===== Task inputs =====

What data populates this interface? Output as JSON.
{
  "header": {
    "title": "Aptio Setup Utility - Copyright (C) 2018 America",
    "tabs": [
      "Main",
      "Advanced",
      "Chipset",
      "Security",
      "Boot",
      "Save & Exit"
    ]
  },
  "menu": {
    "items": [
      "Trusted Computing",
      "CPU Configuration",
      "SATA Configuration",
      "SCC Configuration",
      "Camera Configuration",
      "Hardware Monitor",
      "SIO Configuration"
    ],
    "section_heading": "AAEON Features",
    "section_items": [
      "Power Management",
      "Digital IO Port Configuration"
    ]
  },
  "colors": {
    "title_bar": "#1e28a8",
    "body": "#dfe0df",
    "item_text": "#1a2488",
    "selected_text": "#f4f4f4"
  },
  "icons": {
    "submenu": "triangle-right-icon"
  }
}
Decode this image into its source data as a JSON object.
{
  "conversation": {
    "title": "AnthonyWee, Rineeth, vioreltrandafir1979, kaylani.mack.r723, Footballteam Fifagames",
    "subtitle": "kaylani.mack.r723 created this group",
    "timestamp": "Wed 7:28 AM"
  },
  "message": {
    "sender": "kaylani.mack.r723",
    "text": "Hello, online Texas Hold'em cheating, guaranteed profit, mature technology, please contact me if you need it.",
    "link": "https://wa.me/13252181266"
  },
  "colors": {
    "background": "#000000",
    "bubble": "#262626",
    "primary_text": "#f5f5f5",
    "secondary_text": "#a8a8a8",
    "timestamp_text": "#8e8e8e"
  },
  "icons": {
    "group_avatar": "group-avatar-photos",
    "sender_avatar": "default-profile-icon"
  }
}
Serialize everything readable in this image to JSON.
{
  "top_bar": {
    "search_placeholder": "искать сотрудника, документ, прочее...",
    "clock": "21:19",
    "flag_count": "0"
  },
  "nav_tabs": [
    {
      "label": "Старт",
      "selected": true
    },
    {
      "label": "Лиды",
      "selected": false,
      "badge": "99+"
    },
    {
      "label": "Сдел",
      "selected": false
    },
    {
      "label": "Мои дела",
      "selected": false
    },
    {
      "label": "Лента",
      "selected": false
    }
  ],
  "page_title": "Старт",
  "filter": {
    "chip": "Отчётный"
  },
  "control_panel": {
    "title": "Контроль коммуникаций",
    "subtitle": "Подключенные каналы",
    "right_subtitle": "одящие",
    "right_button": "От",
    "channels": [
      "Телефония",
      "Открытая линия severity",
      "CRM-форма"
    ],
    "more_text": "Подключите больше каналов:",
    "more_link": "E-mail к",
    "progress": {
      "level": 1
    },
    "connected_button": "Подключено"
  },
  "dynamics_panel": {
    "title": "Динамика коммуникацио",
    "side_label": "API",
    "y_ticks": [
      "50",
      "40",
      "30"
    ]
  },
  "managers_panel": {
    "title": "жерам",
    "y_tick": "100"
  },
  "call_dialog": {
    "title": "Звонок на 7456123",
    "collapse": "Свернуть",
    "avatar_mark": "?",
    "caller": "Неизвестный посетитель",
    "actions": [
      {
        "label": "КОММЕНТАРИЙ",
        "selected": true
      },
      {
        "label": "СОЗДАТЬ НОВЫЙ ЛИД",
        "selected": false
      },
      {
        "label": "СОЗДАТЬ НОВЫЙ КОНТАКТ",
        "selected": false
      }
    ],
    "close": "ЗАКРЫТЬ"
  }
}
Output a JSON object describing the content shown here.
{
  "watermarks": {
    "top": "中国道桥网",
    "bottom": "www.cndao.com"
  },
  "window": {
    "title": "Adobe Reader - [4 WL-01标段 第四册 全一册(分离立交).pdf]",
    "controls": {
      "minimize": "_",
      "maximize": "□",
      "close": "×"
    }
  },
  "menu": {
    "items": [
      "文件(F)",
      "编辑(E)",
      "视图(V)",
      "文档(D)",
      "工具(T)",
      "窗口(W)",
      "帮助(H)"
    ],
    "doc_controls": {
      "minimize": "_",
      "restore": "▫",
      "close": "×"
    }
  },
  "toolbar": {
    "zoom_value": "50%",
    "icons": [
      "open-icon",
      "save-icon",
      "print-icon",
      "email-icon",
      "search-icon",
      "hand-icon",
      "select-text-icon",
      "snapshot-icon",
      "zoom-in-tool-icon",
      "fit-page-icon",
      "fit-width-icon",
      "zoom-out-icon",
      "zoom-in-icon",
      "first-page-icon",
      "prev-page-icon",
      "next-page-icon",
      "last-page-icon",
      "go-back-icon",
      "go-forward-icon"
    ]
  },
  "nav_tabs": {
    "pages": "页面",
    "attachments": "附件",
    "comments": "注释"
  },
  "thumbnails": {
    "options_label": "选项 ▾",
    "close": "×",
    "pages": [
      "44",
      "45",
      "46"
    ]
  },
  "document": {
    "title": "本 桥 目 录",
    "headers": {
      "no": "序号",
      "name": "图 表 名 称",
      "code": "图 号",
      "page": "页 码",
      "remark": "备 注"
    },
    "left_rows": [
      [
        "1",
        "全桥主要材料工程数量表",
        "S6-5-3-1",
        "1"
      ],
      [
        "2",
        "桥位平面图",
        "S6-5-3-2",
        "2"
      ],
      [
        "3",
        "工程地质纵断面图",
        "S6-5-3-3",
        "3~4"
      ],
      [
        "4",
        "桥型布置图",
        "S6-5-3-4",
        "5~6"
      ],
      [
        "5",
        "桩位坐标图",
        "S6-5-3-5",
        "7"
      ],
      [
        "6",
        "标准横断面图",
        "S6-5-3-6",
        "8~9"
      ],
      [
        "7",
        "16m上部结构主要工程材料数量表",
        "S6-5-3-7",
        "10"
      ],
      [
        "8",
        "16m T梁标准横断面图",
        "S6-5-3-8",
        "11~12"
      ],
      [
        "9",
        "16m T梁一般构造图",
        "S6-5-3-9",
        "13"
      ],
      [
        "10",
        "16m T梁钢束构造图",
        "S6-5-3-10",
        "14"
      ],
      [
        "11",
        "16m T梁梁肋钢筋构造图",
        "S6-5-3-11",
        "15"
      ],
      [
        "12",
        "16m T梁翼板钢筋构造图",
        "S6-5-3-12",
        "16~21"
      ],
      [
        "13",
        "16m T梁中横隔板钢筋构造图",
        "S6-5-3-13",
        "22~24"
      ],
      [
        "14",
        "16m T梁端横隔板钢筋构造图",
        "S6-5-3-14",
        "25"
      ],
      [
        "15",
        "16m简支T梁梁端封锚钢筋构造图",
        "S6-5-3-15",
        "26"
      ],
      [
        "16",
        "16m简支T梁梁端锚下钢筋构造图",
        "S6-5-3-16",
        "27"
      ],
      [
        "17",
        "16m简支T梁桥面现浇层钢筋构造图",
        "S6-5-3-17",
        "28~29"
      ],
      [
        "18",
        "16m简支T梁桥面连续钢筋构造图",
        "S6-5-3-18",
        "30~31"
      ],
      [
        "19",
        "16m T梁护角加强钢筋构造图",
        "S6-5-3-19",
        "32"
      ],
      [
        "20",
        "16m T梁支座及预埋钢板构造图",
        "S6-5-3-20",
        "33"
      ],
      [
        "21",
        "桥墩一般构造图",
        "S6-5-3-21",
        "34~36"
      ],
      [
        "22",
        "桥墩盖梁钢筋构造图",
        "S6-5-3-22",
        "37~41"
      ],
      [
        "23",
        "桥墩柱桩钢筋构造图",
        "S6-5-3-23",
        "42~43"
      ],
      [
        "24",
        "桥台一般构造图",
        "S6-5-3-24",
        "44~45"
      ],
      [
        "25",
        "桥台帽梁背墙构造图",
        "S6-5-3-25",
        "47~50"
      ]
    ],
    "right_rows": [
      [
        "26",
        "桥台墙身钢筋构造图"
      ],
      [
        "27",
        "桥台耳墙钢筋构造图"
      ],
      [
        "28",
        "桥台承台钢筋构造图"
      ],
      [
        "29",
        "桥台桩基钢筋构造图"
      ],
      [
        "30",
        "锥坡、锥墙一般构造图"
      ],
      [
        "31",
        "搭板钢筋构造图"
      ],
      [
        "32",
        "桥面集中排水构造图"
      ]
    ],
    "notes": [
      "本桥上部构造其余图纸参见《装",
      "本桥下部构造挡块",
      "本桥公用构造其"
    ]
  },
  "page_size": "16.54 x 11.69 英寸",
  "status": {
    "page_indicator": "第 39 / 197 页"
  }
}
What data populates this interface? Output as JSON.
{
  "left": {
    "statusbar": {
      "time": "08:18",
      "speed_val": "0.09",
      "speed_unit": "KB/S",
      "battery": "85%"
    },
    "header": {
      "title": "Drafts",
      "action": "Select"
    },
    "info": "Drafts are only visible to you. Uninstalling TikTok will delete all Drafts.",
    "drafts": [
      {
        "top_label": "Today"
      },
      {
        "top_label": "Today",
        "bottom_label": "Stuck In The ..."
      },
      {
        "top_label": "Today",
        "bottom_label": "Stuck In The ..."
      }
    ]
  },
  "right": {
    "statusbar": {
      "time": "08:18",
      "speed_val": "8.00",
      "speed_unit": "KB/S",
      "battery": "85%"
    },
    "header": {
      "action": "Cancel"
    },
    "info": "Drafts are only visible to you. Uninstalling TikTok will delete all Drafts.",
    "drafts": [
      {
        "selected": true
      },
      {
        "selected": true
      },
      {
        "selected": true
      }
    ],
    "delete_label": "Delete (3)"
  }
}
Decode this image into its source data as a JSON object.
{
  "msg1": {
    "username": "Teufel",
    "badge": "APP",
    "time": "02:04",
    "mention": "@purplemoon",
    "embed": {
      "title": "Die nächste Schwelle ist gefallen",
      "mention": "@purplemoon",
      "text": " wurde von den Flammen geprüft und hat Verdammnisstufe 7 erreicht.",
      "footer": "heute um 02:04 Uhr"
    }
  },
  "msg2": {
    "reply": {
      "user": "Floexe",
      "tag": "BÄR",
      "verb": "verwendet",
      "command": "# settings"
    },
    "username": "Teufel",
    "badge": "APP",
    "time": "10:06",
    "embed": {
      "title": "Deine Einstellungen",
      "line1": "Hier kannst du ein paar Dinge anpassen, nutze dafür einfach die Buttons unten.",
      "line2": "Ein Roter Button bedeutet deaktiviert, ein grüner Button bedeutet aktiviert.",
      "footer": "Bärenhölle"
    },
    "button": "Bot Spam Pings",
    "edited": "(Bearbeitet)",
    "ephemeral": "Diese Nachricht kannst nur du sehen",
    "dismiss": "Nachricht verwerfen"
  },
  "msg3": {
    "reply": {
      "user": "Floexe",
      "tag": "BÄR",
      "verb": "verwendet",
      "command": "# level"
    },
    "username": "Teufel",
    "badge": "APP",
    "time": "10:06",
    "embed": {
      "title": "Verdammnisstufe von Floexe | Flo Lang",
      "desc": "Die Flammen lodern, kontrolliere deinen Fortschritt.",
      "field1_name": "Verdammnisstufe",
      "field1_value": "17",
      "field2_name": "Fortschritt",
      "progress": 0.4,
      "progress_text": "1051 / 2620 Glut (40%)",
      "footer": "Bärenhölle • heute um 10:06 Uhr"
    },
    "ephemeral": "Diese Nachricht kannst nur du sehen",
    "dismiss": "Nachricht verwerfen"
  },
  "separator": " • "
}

=====

From the data above, copy each line where the string "Flammen" appears.

      "text": " wurde von den Flammen geprüft und hat Verdammnisstufe 7 erreicht.",
      "desc": "Die Flammen lodern, kontrolliere deinen Fortschritt.",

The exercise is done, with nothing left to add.